### PROBLEM DETAILS
Skip any picture you find and retype all the remaining lines exactly.

### Dataset items
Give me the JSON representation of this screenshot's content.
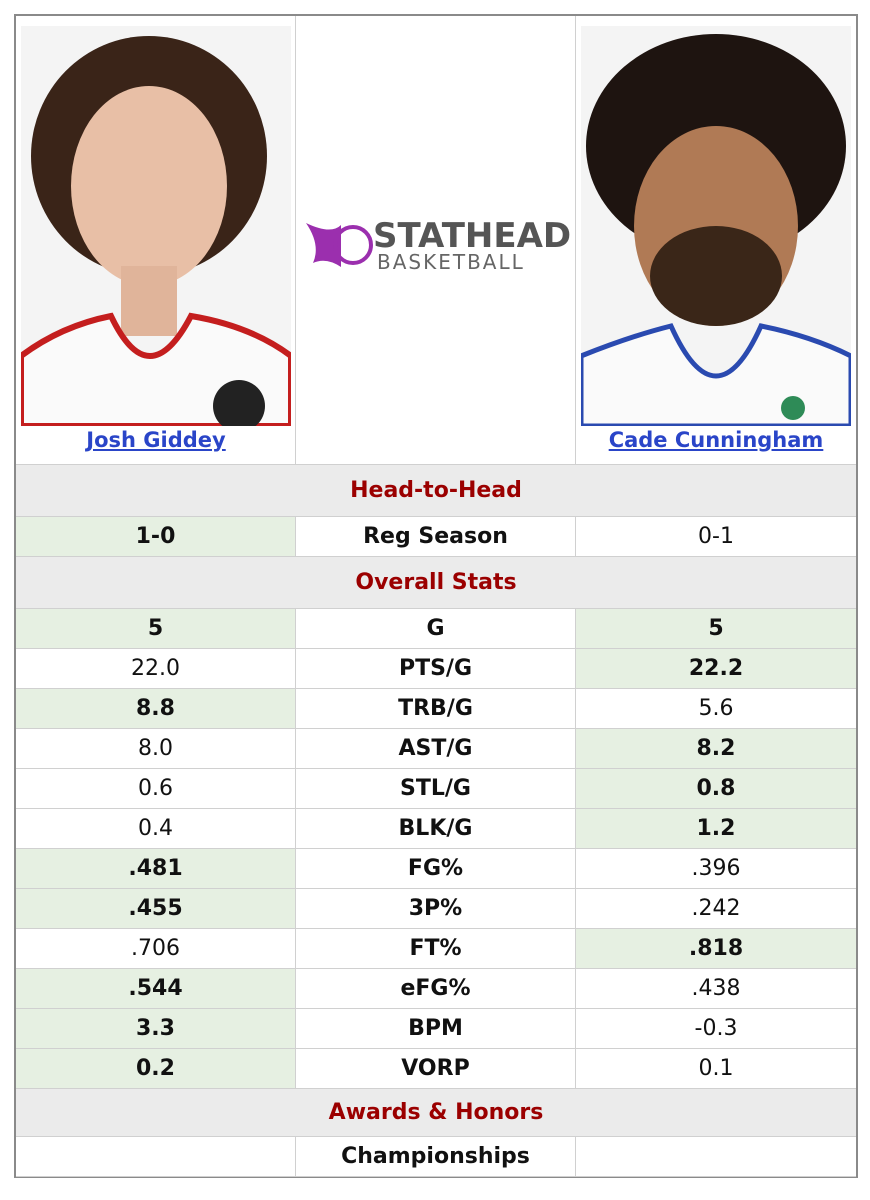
{
  "players": [
    {
      "name": "Josh Giddey"
    },
    {
      "name": "Cade Cunningham"
    }
  ],
  "logo": {
    "brand": "STATHEAD",
    "sport": "BASKETBALL"
  },
  "sections": [
    {
      "title": "Head-to-Head",
      "rows": [
        {
          "label": "Reg Season",
          "left": "1-0",
          "right": "0-1",
          "leader": "left"
        }
      ]
    },
    {
      "title": "Overall Stats",
      "rows": [
        {
          "label": "G",
          "left": "5",
          "right": "5",
          "leader": "both"
        },
        {
          "label": "PTS/G",
          "left": "22.0",
          "right": "22.2",
          "leader": "right"
        },
        {
          "label": "TRB/G",
          "left": "8.8",
          "right": "5.6",
          "leader": "left"
        },
        {
          "label": "AST/G",
          "left": "8.0",
          "right": "8.2",
          "leader": "right"
        },
        {
          "label": "STL/G",
          "left": "0.6",
          "right": "0.8",
          "leader": "right"
        },
        {
          "label": "BLK/G",
          "left": "0.4",
          "right": "1.2",
          "leader": "right"
        },
        {
          "label": "FG%",
          "left": ".481",
          "right": ".396",
          "leader": "left"
        },
        {
          "label": "3P%",
          "left": ".455",
          "right": ".242",
          "leader": "left"
        },
        {
          "label": "FT%",
          "left": ".706",
          "right": ".818",
          "leader": "right"
        },
        {
          "label": "eFG%",
          "left": ".544",
          "right": ".438",
          "leader": "left"
        },
        {
          "label": "BPM",
          "left": "3.3",
          "right": "-0.3",
          "leader": "left"
        },
        {
          "label": "VORP",
          "left": "0.2",
          "right": "0.1",
          "leader": "left"
        }
      ]
    },
    {
      "title": "Awards & Honors",
      "rows": [
        {
          "label": "Championships"
        }
      ]
    }
  ]
}
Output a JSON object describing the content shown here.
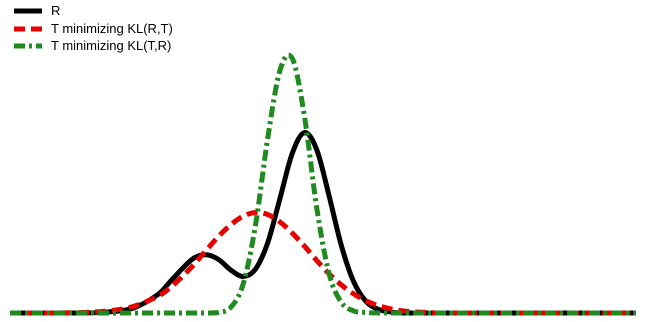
{
  "chart_data": {
    "type": "line",
    "title": "",
    "xlabel": "",
    "ylabel": "",
    "xlim": [
      -4.2,
      6.0
    ],
    "ylim": [
      0,
      0.55
    ],
    "axes_visible": false,
    "grid": false,
    "legend_position": "top-left",
    "x": [
      -4.2,
      -3.6,
      -3.0,
      -2.6,
      -2.2,
      -1.8,
      -1.6,
      -1.4,
      -1.2,
      -1.0,
      -0.8,
      -0.6,
      -0.4,
      -0.2,
      0.0,
      0.2,
      0.4,
      0.6,
      0.8,
      1.0,
      1.2,
      1.4,
      1.6,
      1.8,
      2.0,
      2.2,
      2.4,
      2.6,
      2.8,
      3.0,
      3.4,
      4.0,
      4.6,
      5.2,
      6.0
    ],
    "series": [
      {
        "name": "R",
        "color": "#000000",
        "dash": "solid",
        "values": [
          0.0,
          0.0,
          0.0,
          0.002,
          0.009,
          0.034,
          0.058,
          0.083,
          0.104,
          0.11,
          0.101,
          0.081,
          0.069,
          0.083,
          0.133,
          0.217,
          0.302,
          0.341,
          0.308,
          0.221,
          0.127,
          0.059,
          0.022,
          0.007,
          0.002,
          0.0,
          0.0,
          0.0,
          0.0,
          0.0,
          0.0,
          0.0,
          0.0,
          0.0,
          0.0
        ]
      },
      {
        "name": "T minimizing KL(R,T)",
        "color": "#e60000",
        "dash": "dashed",
        "values": [
          0.0,
          0.0,
          0.001,
          0.004,
          0.012,
          0.031,
          0.047,
          0.068,
          0.092,
          0.119,
          0.145,
          0.167,
          0.183,
          0.19,
          0.186,
          0.172,
          0.151,
          0.126,
          0.099,
          0.074,
          0.053,
          0.036,
          0.023,
          0.014,
          0.008,
          0.004,
          0.002,
          0.001,
          0.0,
          0.0,
          0.0,
          0.0,
          0.0,
          0.0,
          0.0
        ]
      },
      {
        "name": "T minimizing KL(T,R)",
        "color": "#1f8a1f",
        "dash": "dash-dot",
        "values": [
          0.0,
          0.0,
          0.0,
          0.0,
          0.0,
          0.0,
          0.0,
          0.0,
          0.0,
          0.0,
          0.001,
          0.011,
          0.055,
          0.166,
          0.331,
          0.459,
          0.481,
          0.37,
          0.197,
          0.074,
          0.02,
          0.004,
          0.001,
          0.0,
          0.0,
          0.0,
          0.0,
          0.0,
          0.0,
          0.0,
          0.0,
          0.0,
          0.0,
          0.0,
          0.0
        ]
      }
    ]
  }
}
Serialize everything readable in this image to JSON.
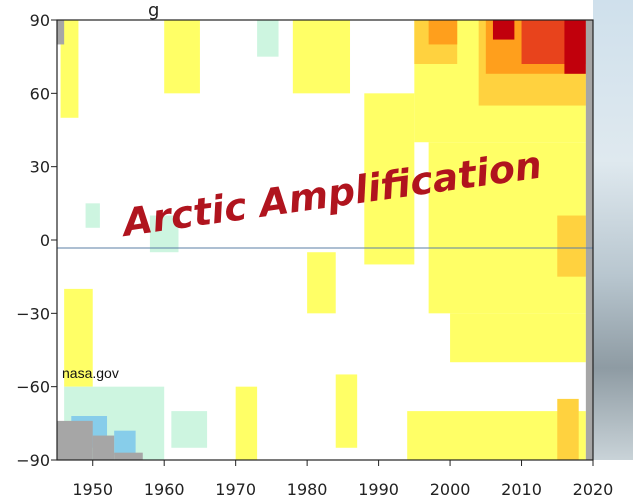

### COMPLETED TASK
Give me the JSON representation of this screenshot's content.
{
  "players": [
    {
      "name": "Josh Giddey"
    },
    {
      "name": "Cade Cunningham"
    }
  ],
  "logo": {
    "brand": "STATHEAD",
    "sport": "BASKETBALL"
  },
  "sections": [
    {
      "title": "Head-to-Head",
      "rows": [
        {
          "label": "Reg Season",
          "left": "1-0",
          "right": "0-1",
          "leader": "left"
        }
      ]
    },
    {
      "title": "Overall Stats",
      "rows": [
        {
          "label": "G",
          "left": "5",
          "right": "5",
          "leader": "both"
        },
        {
          "label": "PTS/G",
          "left": "22.0",
          "right": "22.2",
          "leader": "right"
        },
        {
          "label": "TRB/G",
          "left": "8.8",
          "right": "5.6",
          "leader": "left"
        },
        {
          "label": "AST/G",
          "left": "8.0",
          "right": "8.2",
          "leader": "right"
        },
        {
          "label": "STL/G",
          "left": "0.6",
          "right": "0.8",
          "leader": "right"
        },
        {
          "label": "BLK/G",
          "left": "0.4",
          "right": "1.2",
          "leader": "right"
        },
        {
          "label": "FG%",
          "left": ".481",
          "right": ".396",
          "leader": "left"
        },
        {
          "label": "3P%",
          "left": ".455",
          "right": ".242",
          "leader": "left"
        },
        {
          "label": "FT%",
          "left": ".706",
          "right": ".818",
          "leader": "right"
        },
        {
          "label": "eFG%",
          "left": ".544",
          "right": ".438",
          "leader": "left"
        },
        {
          "label": "BPM",
          "left": "3.3",
          "right": "-0.3",
          "leader": "left"
        },
        {
          "label": "VORP",
          "left": "0.2",
          "right": "0.1",
          "leader": "left"
        }
      ]
    },
    {
      "title": "Awards & Honors",
      "rows": [
        {
          "label": "Championships"
        }
      ]
    }
  ]
}
Output a JSON object describing the content shown here.
{
  "chart_data": {
    "type": "line",
    "title": "",
    "xlabel": "",
    "ylabel": "",
    "xlim": [
      -4.2,
      6.0
    ],
    "ylim": [
      0,
      0.55
    ],
    "axes_visible": false,
    "grid": false,
    "legend_position": "top-left",
    "x": [
      -4.2,
      -3.6,
      -3.0,
      -2.6,
      -2.2,
      -1.8,
      -1.6,
      -1.4,
      -1.2,
      -1.0,
      -0.8,
      -0.6,
      -0.4,
      -0.2,
      0.0,
      0.2,
      0.4,
      0.6,
      0.8,
      1.0,
      1.2,
      1.4,
      1.6,
      1.8,
      2.0,
      2.2,
      2.4,
      2.6,
      2.8,
      3.0,
      3.4,
      4.0,
      4.6,
      5.2,
      6.0
    ],
    "series": [
      {
        "name": "R",
        "color": "#000000",
        "dash": "solid",
        "values": [
          0.0,
          0.0,
          0.0,
          0.002,
          0.009,
          0.034,
          0.058,
          0.083,
          0.104,
          0.11,
          0.101,
          0.081,
          0.069,
          0.083,
          0.133,
          0.217,
          0.302,
          0.341,
          0.308,
          0.221,
          0.127,
          0.059,
          0.022,
          0.007,
          0.002,
          0.0,
          0.0,
          0.0,
          0.0,
          0.0,
          0.0,
          0.0,
          0.0,
          0.0,
          0.0
        ]
      },
      {
        "name": "T minimizing KL(R,T)",
        "color": "#e60000",
        "dash": "dashed",
        "values": [
          0.0,
          0.0,
          0.001,
          0.004,
          0.012,
          0.031,
          0.047,
          0.068,
          0.092,
          0.119,
          0.145,
          0.167,
          0.183,
          0.19,
          0.186,
          0.172,
          0.151,
          0.126,
          0.099,
          0.074,
          0.053,
          0.036,
          0.023,
          0.014,
          0.008,
          0.004,
          0.002,
          0.001,
          0.0,
          0.0,
          0.0,
          0.0,
          0.0,
          0.0,
          0.0
        ]
      },
      {
        "name": "T minimizing KL(T,R)",
        "color": "#1f8a1f",
        "dash": "dash-dot",
        "values": [
          0.0,
          0.0,
          0.0,
          0.0,
          0.0,
          0.0,
          0.0,
          0.0,
          0.0,
          0.0,
          0.001,
          0.011,
          0.055,
          0.166,
          0.331,
          0.459,
          0.481,
          0.37,
          0.197,
          0.074,
          0.02,
          0.004,
          0.001,
          0.0,
          0.0,
          0.0,
          0.0,
          0.0,
          0.0,
          0.0,
          0.0,
          0.0,
          0.0,
          0.0,
          0.0
        ]
      }
    ]
  }
}
Serialize everything readable in this image to JSON.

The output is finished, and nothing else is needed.